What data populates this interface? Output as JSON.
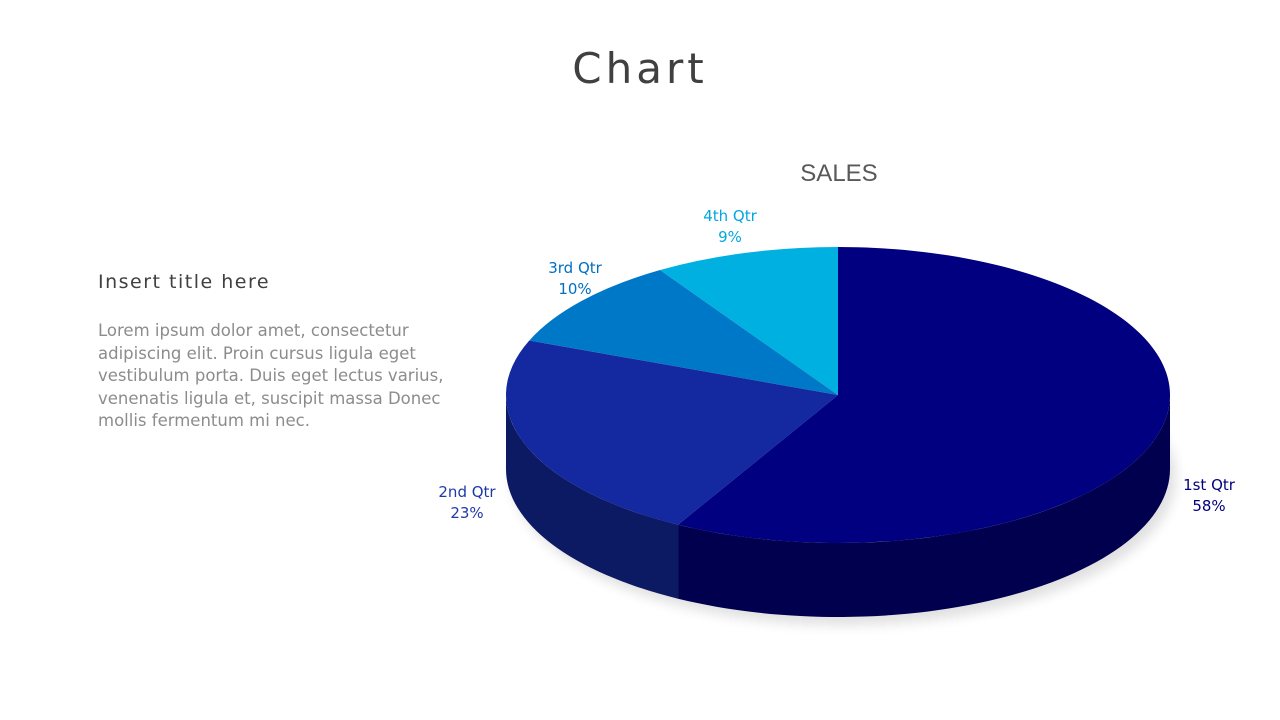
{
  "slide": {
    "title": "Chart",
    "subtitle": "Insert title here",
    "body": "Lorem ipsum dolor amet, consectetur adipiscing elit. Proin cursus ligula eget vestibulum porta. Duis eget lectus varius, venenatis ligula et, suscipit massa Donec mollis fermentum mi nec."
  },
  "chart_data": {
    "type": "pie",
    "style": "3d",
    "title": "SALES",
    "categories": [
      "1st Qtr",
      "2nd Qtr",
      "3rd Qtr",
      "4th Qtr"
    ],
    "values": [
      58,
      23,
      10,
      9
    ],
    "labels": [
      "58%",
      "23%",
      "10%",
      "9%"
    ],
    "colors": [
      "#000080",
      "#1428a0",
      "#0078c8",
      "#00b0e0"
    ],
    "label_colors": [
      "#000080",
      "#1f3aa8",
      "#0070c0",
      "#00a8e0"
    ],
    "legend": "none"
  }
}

◆ ◆ ◆ ◆ ◆

Search the data for "title". Copy every line that has it.

◆ **TASK OUTPUT**
    "title": "Chart",
    "subtitle": "Insert title here",
    "title": "SALES",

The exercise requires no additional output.